:: Aim ::
Restate the complete material exactly.

================

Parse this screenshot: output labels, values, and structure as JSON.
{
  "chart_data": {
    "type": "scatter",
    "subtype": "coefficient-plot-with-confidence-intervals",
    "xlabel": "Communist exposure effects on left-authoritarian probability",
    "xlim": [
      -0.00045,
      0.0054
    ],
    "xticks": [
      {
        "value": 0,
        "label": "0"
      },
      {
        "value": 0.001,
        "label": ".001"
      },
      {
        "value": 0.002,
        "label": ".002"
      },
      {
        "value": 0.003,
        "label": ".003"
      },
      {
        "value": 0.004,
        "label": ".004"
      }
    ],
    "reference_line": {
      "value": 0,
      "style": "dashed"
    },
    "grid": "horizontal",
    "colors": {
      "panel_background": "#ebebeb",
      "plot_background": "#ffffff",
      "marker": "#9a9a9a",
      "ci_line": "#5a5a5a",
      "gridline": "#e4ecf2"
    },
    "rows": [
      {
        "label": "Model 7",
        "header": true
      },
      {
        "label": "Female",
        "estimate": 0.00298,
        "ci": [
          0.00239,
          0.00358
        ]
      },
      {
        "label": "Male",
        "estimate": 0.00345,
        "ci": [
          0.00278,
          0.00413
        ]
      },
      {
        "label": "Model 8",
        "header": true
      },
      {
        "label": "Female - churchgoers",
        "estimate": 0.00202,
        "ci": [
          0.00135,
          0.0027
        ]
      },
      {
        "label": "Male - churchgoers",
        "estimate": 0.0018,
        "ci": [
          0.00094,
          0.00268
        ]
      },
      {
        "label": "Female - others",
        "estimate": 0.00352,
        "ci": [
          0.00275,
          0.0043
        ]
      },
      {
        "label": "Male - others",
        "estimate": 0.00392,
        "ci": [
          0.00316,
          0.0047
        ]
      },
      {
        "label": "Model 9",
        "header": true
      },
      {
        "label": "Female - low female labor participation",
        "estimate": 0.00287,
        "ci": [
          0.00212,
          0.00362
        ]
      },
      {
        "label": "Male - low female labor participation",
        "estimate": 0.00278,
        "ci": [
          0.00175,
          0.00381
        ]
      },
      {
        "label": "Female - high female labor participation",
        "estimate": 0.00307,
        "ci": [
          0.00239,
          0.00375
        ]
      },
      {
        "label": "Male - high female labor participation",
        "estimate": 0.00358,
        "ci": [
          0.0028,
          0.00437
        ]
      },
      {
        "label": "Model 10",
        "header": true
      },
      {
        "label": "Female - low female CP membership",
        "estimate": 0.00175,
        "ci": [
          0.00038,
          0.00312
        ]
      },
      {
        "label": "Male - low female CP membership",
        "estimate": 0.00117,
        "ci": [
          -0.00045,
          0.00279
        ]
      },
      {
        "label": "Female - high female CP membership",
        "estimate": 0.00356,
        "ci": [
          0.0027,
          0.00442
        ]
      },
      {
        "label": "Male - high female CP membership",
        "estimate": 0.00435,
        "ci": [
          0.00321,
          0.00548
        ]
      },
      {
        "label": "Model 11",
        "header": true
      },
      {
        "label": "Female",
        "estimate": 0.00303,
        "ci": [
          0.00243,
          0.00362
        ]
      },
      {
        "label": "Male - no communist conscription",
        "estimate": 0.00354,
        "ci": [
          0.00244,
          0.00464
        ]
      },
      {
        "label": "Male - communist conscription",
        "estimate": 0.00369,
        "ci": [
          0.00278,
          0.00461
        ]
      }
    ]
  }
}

================

:: The completed task ::
Parse this screenshot: output labels, values, and structure as JSON.
{
  "chart_data": {
    "type": "scatter",
    "subtype": "coefficient-plot-with-confidence-intervals",
    "xlabel": "Communist exposure effects on left-authoritarian probability",
    "xlim": [
      -0.00045,
      0.0054
    ],
    "xticks": [
      {
        "value": 0,
        "label": "0"
      },
      {
        "value": 0.001,
        "label": ".001"
      },
      {
        "value": 0.002,
        "label": ".002"
      },
      {
        "value": 0.003,
        "label": ".003"
      },
      {
        "value": 0.004,
        "label": ".004"
      }
    ],
    "reference_line": {
      "value": 0,
      "style": "dashed"
    },
    "grid": "horizontal",
    "colors": {
      "panel_background": "#ebebeb",
      "plot_background": "#ffffff",
      "marker": "#9a9a9a",
      "ci_line": "#5a5a5a",
      "gridline": "#e4ecf2"
    },
    "rows": [
      {
        "label": "Model 7",
        "header": true
      },
      {
        "label": "Female",
        "estimate": 0.00298,
        "ci": [
          0.00239,
          0.00358
        ]
      },
      {
        "label": "Male",
        "estimate": 0.00345,
        "ci": [
          0.00278,
          0.00413
        ]
      },
      {
        "label": "Model 8",
        "header": true
      },
      {
        "label": "Female - churchgoers",
        "estimate": 0.00202,
        "ci": [
          0.00135,
          0.0027
        ]
      },
      {
        "label": "Male - churchgoers",
        "estimate": 0.0018,
        "ci": [
          0.00094,
          0.00268
        ]
      },
      {
        "label": "Female - others",
        "estimate": 0.00352,
        "ci": [
          0.00275,
          0.0043
        ]
      },
      {
        "label": "Male - others",
        "estimate": 0.00392,
        "ci": [
          0.00316,
          0.0047
        ]
      },
      {
        "label": "Model 9",
        "header": true
      },
      {
        "label": "Female - low female labor participation",
        "estimate": 0.00287,
        "ci": [
          0.00212,
          0.00362
        ]
      },
      {
        "label": "Male - low female labor participation",
        "estimate": 0.00278,
        "ci": [
          0.00175,
          0.00381
        ]
      },
      {
        "label": "Female - high female labor participation",
        "estimate": 0.00307,
        "ci": [
          0.00239,
          0.00375
        ]
      },
      {
        "label": "Male - high female labor participation",
        "estimate": 0.00358,
        "ci": [
          0.0028,
          0.00437
        ]
      },
      {
        "label": "Model 10",
        "header": true
      },
      {
        "label": "Female - low female CP membership",
        "estimate": 0.00175,
        "ci": [
          0.00038,
          0.00312
        ]
      },
      {
        "label": "Male - low female CP membership",
        "estimate": 0.00117,
        "ci": [
          -0.00045,
          0.00279
        ]
      },
      {
        "label": "Female - high female CP membership",
        "estimate": 0.00356,
        "ci": [
          0.0027,
          0.00442
        ]
      },
      {
        "label": "Male - high female CP membership",
        "estimate": 0.00435,
        "ci": [
          0.00321,
          0.00548
        ]
      },
      {
        "label": "Model 11",
        "header": true
      },
      {
        "label": "Female",
        "estimate": 0.00303,
        "ci": [
          0.00243,
          0.00362
        ]
      },
      {
        "label": "Male - no communist conscription",
        "estimate": 0.00354,
        "ci": [
          0.00244,
          0.00464
        ]
      },
      {
        "label": "Male - communist conscription",
        "estimate": 0.00369,
        "ci": [
          0.00278,
          0.00461
        ]
      }
    ]
  }
}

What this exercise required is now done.